▸ Problem statement
For each line that holds "ylabel", copy the line out.

▸ Data excerpts
-- -- --

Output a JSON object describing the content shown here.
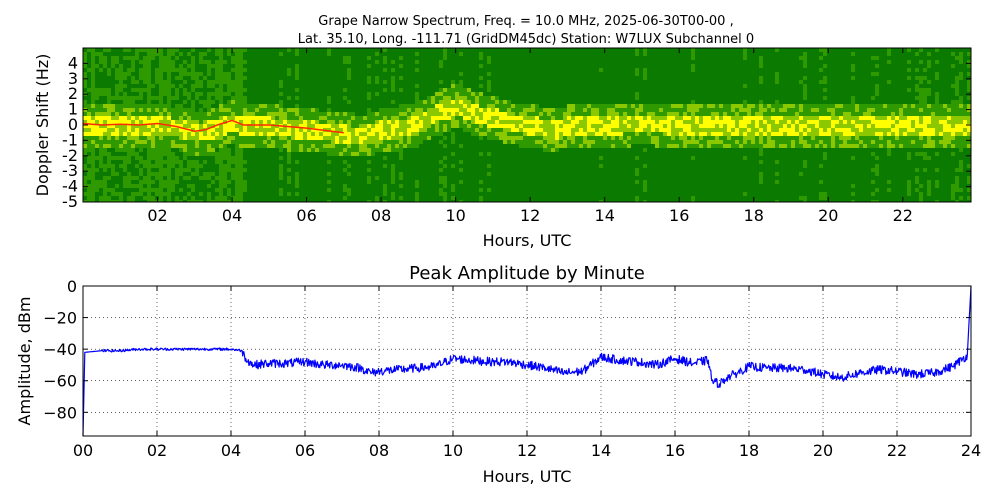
{
  "chart_data": [
    {
      "type": "heatmap",
      "title_line1": "Grape Narrow Spectrum, Freq. = 10.0 MHz, 2025-06-30T00-00 ,",
      "title_line2": "Lat.  35.10, Long. -111.71 (GridDM45dc) Station: W7LUX Subchannel 0",
      "xlabel": "Hours, UTC",
      "ylabel": "Doppler Shift (Hz)",
      "xlim": [
        0,
        23.83
      ],
      "ylim": [
        -5,
        5
      ],
      "xtick_values": [
        2,
        4,
        6,
        8,
        10,
        12,
        14,
        16,
        18,
        20,
        22
      ],
      "xticks": [
        "02",
        "04",
        "06",
        "08",
        "10",
        "12",
        "14",
        "16",
        "18",
        "20",
        "22"
      ],
      "ytick_values": [
        4,
        3,
        2,
        1,
        0,
        -1,
        -2,
        -3,
        -4,
        -5
      ],
      "yticks": [
        "4",
        "3",
        "2",
        "1",
        "0",
        "-1",
        "-2",
        "-3",
        "-4",
        "-5"
      ],
      "colormap": [
        "#0a7a00",
        "#2e9a00",
        "#8cc800",
        "#ffff00",
        "#ff2a00"
      ],
      "carrier_trace": {
        "x": [
          0,
          0.5,
          1,
          1.5,
          2,
          2.5,
          3,
          3.3,
          3.6,
          4,
          4.3,
          4.6,
          5,
          6,
          7,
          7.5,
          8,
          8.5,
          9,
          9.5,
          10,
          10.5,
          11,
          11.5,
          12,
          12.5,
          13,
          14,
          15,
          16,
          17,
          18,
          19,
          20,
          21,
          22,
          23,
          23.83
        ],
        "y": [
          0.1,
          0.0,
          0.05,
          0.0,
          0.1,
          -0.1,
          -0.4,
          -0.3,
          0.0,
          0.3,
          0.0,
          0.0,
          0.0,
          -0.2,
          -0.5,
          -0.6,
          -0.2,
          -0.1,
          0.3,
          0.9,
          1.4,
          0.8,
          0.6,
          0.2,
          0.1,
          -0.2,
          0.0,
          0.1,
          0.2,
          0.1,
          0.1,
          0.1,
          0.1,
          0.1,
          0.1,
          0.1,
          0.1,
          0.1
        ]
      }
    },
    {
      "type": "line",
      "title": "Peak Amplitude by Minute",
      "xlabel": "Hours, UTC",
      "ylabel": "Amplitude, dBm",
      "xlim": [
        0,
        24
      ],
      "ylim": [
        -95,
        0
      ],
      "grid": true,
      "xtick_values": [
        0,
        2,
        4,
        6,
        8,
        10,
        12,
        14,
        16,
        18,
        20,
        22,
        24
      ],
      "xticks": [
        "00",
        "02",
        "04",
        "06",
        "08",
        "10",
        "12",
        "14",
        "16",
        "18",
        "20",
        "22",
        "24"
      ],
      "ytick_values": [
        0,
        -20,
        -40,
        -60,
        -80
      ],
      "yticks": [
        "0",
        "−20",
        "−40",
        "−60",
        "−80"
      ],
      "line_color": "#0000ff",
      "series": [
        {
          "x": [
            0,
            0.05,
            0.5,
            1,
            1.5,
            2,
            2.5,
            3,
            3.5,
            4,
            4.3,
            4.4,
            4.6,
            5,
            5.5,
            6,
            6.5,
            7,
            7.5,
            7.8,
            8,
            8.5,
            9,
            9.5,
            10,
            10.5,
            11,
            11.5,
            12,
            12.5,
            13,
            13.5,
            14,
            14.5,
            15,
            15.5,
            16,
            16.5,
            16.9,
            17,
            17.2,
            17.4,
            17.6,
            18,
            18.5,
            19,
            19.5,
            20,
            20.5,
            21,
            21.5,
            22,
            22.5,
            23,
            23.5,
            23.9,
            24
          ],
          "y": [
            -95,
            -42,
            -41,
            -41,
            -40,
            -40,
            -40,
            -40,
            -40,
            -40,
            -41,
            -46,
            -50,
            -49,
            -49,
            -48,
            -50,
            -50,
            -52,
            -55,
            -54,
            -53,
            -52,
            -51,
            -46,
            -47,
            -48,
            -48,
            -50,
            -52,
            -55,
            -54,
            -45,
            -47,
            -48,
            -50,
            -46,
            -49,
            -47,
            -60,
            -62,
            -58,
            -56,
            -51,
            -52,
            -52,
            -53,
            -56,
            -58,
            -55,
            -53,
            -54,
            -56,
            -55,
            -51,
            -44,
            0
          ]
        }
      ]
    }
  ]
}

-- -- --

▸ Result of the exercise
      "ylabel": "Doppler Shift (Hz)",
      "ylabel": "Amplitude, dBm",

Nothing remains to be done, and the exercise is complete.